*Texto para análisis*
================================
La figura de Alberto Fujimori continúa generando opiniones divididas en el país, especialmente al analizar su impacto en la economía y el desarrollo del Perú en las últimas décadas.
Diversos sectores destacan que, antes de su llegada al poder en 1990, el país atravesaba una profunda crisis económica caracterizada por hiperinflación, recesión y limitada credibilidad internacional. En ese contexto, sostienen que las reformas implementadas durante su gobierno permitieron estabilizar la economía, reinsertar al Perú en los mercados internacionales y promover la inversión privada.
Asimismo, se resalta el proceso de privatización de empresas estatales, el cual —según sus defensores— contribuyó a mejorar la eficiencia en diversos sectores y a dinamizar la economía. También se menciona el impulso a la infraestructura, con el desarrollo de carreteras, telecomunicaciones y mayor conectividad en distintas regiones del país.
Por otro lado, especialistas y diversos actores políticos recuerdan que su gobierno también es cuestionado por denuncias de corrupción y vulneraciones a los derechos humanos, aspectos que forman parte del análisis integral de su gestión.
En ese sentido, el balance sobre el legado de Fujimori continúa siendo materia de debate público, reflejando distintas visiones sobre su impacto en el crecimiento económico, la institucionalidad y el desarrollo del país.
================================
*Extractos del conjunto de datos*

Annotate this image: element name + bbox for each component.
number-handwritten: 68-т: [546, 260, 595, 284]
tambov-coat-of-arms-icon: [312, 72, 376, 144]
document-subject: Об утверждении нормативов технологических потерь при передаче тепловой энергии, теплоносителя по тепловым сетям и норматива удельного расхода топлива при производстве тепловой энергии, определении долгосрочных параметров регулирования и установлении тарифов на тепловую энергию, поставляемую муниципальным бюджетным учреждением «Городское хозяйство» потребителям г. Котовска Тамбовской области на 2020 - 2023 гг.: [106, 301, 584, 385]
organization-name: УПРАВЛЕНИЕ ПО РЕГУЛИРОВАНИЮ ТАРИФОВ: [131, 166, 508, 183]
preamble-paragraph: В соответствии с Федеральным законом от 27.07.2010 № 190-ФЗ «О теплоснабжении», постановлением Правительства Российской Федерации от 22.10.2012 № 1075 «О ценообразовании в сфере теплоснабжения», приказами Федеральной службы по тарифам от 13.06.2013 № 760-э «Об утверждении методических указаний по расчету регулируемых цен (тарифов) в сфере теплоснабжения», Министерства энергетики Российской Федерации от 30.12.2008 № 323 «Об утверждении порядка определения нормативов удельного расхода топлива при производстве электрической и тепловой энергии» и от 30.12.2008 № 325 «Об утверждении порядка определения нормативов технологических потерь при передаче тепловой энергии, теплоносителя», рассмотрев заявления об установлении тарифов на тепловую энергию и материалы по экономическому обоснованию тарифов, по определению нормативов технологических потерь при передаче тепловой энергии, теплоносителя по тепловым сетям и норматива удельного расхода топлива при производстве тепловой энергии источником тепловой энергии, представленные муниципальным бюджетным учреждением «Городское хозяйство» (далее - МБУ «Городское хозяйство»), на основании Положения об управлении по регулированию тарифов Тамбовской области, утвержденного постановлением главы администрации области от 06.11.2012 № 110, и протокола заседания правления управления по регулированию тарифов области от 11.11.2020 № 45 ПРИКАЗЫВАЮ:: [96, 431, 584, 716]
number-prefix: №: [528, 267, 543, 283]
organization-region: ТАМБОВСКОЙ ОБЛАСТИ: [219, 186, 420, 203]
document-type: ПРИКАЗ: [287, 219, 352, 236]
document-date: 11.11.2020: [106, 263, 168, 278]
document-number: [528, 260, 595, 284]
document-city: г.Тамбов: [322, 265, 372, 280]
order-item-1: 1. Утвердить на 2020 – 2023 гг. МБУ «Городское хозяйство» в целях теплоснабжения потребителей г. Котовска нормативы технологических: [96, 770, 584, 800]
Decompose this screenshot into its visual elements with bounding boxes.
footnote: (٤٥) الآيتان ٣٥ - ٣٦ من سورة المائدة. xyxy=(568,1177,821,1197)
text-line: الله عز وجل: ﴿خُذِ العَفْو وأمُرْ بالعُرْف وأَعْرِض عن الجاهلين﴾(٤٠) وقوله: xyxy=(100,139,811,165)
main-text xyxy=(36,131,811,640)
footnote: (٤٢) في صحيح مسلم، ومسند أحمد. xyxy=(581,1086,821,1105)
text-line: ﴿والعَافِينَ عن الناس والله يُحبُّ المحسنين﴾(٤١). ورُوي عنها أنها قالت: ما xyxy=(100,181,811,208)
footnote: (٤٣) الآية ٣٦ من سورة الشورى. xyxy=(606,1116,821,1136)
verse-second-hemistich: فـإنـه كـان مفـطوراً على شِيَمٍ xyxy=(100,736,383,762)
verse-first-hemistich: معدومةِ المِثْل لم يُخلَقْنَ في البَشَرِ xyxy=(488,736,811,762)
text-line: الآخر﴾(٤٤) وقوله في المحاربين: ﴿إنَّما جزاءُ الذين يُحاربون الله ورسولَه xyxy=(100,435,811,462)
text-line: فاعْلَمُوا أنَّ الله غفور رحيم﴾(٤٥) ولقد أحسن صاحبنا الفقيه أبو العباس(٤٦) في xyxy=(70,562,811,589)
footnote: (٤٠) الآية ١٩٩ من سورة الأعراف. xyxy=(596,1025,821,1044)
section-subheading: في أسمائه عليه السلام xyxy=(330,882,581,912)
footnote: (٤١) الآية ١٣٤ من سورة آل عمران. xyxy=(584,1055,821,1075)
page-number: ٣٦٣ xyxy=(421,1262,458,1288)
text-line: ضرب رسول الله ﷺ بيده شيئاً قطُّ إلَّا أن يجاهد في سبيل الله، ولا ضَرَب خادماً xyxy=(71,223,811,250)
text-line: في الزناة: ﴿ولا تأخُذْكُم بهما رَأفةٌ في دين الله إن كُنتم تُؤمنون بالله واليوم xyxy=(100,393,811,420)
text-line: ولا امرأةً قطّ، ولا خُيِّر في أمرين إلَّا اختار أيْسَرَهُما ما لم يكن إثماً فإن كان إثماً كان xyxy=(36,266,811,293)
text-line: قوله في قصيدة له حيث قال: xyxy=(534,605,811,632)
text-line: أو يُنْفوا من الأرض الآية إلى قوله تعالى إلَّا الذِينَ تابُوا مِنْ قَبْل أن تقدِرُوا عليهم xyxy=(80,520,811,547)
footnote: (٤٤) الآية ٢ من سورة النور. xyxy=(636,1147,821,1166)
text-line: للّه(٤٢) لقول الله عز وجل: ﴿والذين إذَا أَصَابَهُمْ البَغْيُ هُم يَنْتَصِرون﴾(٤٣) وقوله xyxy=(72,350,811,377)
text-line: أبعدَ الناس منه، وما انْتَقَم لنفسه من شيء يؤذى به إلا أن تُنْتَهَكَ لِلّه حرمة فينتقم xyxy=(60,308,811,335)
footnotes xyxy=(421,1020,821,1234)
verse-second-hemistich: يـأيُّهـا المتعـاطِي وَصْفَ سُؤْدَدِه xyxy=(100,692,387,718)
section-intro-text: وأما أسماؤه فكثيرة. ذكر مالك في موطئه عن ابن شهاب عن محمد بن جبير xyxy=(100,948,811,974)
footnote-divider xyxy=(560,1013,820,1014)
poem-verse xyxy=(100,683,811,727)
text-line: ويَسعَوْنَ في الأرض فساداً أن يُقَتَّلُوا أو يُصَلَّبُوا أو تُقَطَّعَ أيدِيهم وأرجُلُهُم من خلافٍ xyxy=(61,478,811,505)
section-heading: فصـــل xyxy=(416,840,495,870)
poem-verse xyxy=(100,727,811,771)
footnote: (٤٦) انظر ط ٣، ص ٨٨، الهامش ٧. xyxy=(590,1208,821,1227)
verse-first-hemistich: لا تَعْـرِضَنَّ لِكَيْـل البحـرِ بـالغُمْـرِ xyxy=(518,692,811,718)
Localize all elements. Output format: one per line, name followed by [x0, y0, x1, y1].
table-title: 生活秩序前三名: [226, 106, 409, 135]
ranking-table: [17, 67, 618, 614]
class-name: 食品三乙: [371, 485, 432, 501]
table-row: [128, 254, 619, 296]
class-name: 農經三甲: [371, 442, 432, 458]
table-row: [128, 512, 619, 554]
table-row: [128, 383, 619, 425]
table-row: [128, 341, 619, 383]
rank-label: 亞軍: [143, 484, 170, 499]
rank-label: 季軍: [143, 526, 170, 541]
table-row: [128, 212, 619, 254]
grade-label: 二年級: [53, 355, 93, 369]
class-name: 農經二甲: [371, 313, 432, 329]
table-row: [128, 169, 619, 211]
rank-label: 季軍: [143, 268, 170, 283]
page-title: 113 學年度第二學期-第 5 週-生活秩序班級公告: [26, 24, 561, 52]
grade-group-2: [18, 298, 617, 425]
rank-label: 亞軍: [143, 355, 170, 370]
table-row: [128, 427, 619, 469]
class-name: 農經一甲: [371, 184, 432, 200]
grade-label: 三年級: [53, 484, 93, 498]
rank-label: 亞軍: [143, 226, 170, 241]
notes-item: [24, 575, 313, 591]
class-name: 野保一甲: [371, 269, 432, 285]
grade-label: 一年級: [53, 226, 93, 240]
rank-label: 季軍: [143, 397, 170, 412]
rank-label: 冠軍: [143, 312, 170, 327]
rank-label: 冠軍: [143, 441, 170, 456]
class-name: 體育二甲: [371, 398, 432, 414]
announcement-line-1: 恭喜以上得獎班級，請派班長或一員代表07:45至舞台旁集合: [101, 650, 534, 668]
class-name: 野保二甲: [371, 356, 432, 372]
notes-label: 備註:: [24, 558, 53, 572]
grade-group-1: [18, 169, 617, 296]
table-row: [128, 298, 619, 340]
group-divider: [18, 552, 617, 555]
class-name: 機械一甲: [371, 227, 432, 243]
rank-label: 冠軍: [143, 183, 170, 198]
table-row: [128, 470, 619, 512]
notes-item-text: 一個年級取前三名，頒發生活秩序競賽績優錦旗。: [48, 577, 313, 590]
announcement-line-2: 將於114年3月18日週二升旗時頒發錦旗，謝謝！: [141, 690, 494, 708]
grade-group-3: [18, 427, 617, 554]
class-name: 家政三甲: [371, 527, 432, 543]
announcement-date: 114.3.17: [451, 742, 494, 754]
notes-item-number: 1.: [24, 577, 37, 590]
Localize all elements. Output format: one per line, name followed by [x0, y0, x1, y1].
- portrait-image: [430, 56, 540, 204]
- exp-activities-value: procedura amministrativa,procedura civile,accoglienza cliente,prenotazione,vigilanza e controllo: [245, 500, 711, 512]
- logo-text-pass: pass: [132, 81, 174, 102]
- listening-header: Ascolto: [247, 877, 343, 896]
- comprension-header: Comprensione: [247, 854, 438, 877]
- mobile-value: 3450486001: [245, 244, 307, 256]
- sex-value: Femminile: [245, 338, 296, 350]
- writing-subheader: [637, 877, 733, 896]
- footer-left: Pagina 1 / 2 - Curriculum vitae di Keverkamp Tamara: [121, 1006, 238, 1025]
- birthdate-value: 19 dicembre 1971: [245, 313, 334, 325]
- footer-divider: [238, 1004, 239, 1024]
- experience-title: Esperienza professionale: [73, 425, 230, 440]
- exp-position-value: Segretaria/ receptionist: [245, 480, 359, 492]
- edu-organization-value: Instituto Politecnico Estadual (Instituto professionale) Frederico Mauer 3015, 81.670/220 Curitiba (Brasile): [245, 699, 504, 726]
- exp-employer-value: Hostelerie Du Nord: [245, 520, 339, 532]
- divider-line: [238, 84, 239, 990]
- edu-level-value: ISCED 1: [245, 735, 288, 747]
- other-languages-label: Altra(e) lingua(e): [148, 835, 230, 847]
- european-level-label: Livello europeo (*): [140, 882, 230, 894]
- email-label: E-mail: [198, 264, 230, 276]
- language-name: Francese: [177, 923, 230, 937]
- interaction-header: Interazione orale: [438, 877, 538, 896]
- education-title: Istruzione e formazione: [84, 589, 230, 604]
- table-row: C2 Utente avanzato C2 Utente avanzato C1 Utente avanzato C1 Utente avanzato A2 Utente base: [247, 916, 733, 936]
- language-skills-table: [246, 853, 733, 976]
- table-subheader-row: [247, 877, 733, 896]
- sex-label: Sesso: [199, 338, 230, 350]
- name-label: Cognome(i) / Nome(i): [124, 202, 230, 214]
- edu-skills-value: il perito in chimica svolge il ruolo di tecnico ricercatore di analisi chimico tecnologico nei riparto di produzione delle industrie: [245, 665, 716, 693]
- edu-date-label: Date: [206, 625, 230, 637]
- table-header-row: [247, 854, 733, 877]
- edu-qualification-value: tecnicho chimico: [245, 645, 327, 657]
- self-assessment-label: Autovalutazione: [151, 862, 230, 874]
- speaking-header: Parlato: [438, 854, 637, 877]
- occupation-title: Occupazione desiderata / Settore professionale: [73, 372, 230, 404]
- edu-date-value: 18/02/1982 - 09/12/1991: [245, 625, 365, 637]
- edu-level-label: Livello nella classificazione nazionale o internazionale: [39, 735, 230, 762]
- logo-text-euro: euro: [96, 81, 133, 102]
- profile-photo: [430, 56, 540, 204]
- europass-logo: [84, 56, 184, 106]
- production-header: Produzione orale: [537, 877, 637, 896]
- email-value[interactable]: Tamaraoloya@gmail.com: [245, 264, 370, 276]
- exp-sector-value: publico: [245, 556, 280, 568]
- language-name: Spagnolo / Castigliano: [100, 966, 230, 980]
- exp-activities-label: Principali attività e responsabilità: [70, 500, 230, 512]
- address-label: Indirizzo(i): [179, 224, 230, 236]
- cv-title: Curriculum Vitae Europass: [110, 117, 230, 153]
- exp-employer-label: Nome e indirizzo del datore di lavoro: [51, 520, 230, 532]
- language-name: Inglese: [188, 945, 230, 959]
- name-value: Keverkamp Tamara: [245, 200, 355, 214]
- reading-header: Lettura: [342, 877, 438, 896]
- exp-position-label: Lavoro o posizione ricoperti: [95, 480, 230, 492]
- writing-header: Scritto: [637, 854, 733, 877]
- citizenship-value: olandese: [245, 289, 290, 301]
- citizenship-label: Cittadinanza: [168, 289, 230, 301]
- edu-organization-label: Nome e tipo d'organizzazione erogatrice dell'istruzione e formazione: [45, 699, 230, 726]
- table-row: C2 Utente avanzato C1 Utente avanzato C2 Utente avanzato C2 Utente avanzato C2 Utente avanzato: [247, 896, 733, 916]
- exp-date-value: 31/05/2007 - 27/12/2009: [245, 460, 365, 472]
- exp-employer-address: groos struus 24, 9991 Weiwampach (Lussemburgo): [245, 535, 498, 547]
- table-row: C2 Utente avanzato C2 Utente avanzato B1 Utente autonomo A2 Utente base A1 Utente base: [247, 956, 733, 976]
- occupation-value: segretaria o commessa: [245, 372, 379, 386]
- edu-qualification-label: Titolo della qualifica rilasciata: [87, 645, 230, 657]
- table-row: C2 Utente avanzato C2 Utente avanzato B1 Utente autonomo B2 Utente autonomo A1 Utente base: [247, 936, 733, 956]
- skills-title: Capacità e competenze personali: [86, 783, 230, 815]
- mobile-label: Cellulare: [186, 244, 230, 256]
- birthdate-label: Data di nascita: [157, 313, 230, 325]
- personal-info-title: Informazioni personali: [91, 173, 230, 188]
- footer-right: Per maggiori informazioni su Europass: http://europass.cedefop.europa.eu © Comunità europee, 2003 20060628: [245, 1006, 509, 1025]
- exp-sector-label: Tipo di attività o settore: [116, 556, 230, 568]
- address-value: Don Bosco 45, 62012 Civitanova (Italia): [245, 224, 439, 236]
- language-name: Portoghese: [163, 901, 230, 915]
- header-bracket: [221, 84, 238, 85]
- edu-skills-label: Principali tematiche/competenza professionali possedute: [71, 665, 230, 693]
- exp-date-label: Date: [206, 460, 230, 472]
================================
*Ejercicios propuestos*
a: Según el texto sobre el legado de Fujimori, ¿en qué año llegó al poder?
b: Traduce al inglés esta oración del texto sobre el legado de Fujimori: "Por otro lado, especialistas y diversos actores políticos recuerdan que su gobierno también es cuestionado por denuncias de corrupción y vulneraciones a los derechos humanos, aspectos que forman parte del análisis integral de su gestión."
c: Duplica el tramo del texto sobre el legado de Fujimori que va desde "En ese sentido, el" hasta "desarrollo del país.".
Para este trabajo no se necesitan las filas.

*Respuestas por tarea*
a: En 1990.

b: On the other hand, specialists and various political actors point out that his government is also called into question over allegations of corruption and human rights violations, aspects that form part of the comprehensive analysis of his administration.

c:
En ese sentido, el balance sobre el legado de Fujimori continúa siendo materia de debate público, reflejando distintas visiones sobre su impacto en el crecimiento económico, la institucionalidad y el desarrollo del país.